____ TEXT PASSAGE

POS Tagger = processes a sequence of words and attaches a part of speech to each word
nltk.pos_tag(text)
- CC = coordinating conjunction
- RB = adverbs
- IN = preposition
- NN = noun
- NNP = noun proper
- JJ = adjective
- VBP = present-tense verb
Taggers help with generation of similar words, since you want to make sure they are the same part of speech.
- Tagged tokens often represented by tuples ('dog', 'NN')
- Can find out what type of works are most common in different catagories of text (e.g. news)
Nouns = used after a determiner or as the subject of a verb
- the woman who I saw yesterday --> determiner
- the woman sat down --> subject of a verb
Verbs = express a relation involving the referents of one or more noun phrases
- Rome fell --> Simple
- Dot com stocks suddenly fell like a stone --> with modifiers and adjuncts
Adjectives = describe nouns and used a modifiers (e.g. the large pizza) or predicates (e.g. the pizza is large)
Adverbs = modify verbs to specify the time, manner, place, or direction of the event described by the verb (e.g. the stocks fell quickly). They can also modify adjectives (e.g. Mary's teachers was really nice.)
Articles = determiners (the, a)
Modals = (should, may)
Personal pronouns = (she, they)
Searching for 3-word phrases using POS tagging
from nltk.corpus import brown
def process(sentence):
for (w1, t1), (w2, t2), (w3, t3) in nltk.trigrams(sentence):
if (t1.startswith('V') and t2 == 'TO' and t3.startswith('V')):
print w1, w2, w3
for tagged_sent in brown.tagged_sents():
process(tagged_sent)
To create a POS-tagger:
- Default tag everything w/ most common POS (NN)
- Use a regular expression tagger
- Use a lookup tagger -- aka reference against a previously tagged piece of text (useful for the top 100 common words)
- Unigram tagging -- a trained lookup tagger (uses two data sets, training and test sets)
How to determine the category of a word (in general)?
- Morphological clues (suffixes, prefixes)
- Synatic clues = the typical contexts in which words occur
- Sematic clues = the meaning of the word
open class = a POS that new words are typically added to (e.g. muggles, n00bs, added to noun class)
closed class = a POS that new words are not added to often (e.g. above, along, below, between have no changed)
Classifiers: choosing the correct class label for a given input
- eg. email spam filters
- topic of a news article
- classifying "bank" as a noun or verb
Supervised = when a classifier is built based on a training corpa containing the correct label for each input
Steps in creating a classifier:
- Deciding what features are relevant and how to encode those features (this is a lost of the work in a good classifier)
- Examine the likelihood ratios = the listings in the training set that meet the features and are correct
Classifiers used for document classification (e.g. news, romance, horror)
Joint classifier model = examines a bunch of related inputs and makes a label Sequence classier model = first find the most likely class label for the first input, then use this to find the best label for the second input and so on.
- Shortcoming: committed to all decisions, and one decision influences the next
Hidden Markov Analysis = assigns scores to all the possible sequences and then chooses which sequence has the highest score (employ probability distribution, which a sequence classifier does not.)

________

[ACTIONS TO TAKE]:
- 1) Print word for word the passage of the notes on part-of-speech tagging from "Personal pronouns = (she, they)" up to and including "100 common words)".
- 2) Translate this sentence from the notes on part-of-speech tagging into Spanish: "Taggers help with generation of similar words, since you want to make sure they are the same part of speech."
The material after the notes on part-of-speech tagging is separate from them.

____ PROVIDED MATERIAL

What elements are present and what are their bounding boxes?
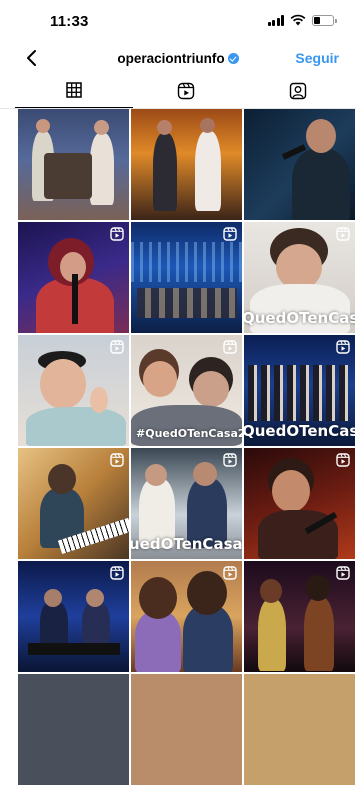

________

[SOLVED TASKS]:
- 1)
Personal pronouns = (she, they)
Searching for 3-word phrases using POS tagging
from nltk.corpus import brown
def process(sentence):
for (w1, t1), (w2, t2), (w3, t3) in nltk.trigrams(sentence):
if (t1.startswith('V') and t2 == 'TO' and t3.startswith('V')):
print w1, w2, w3
for tagged_sent in brown.tagged_sents():
process(tagged_sent)
To create a POS-tagger:
- Default tag everything w/ most common POS (NN)
- Use a regular expression tagger
- Use a lookup tagger -- aka reference against a previously tagged piece of text (useful for the top 100 common words)

- 2) Los etiquetadores ayudan a generar palabras similares, ya que uno quiere asegurarse de que sean de la misma categoría gramatical.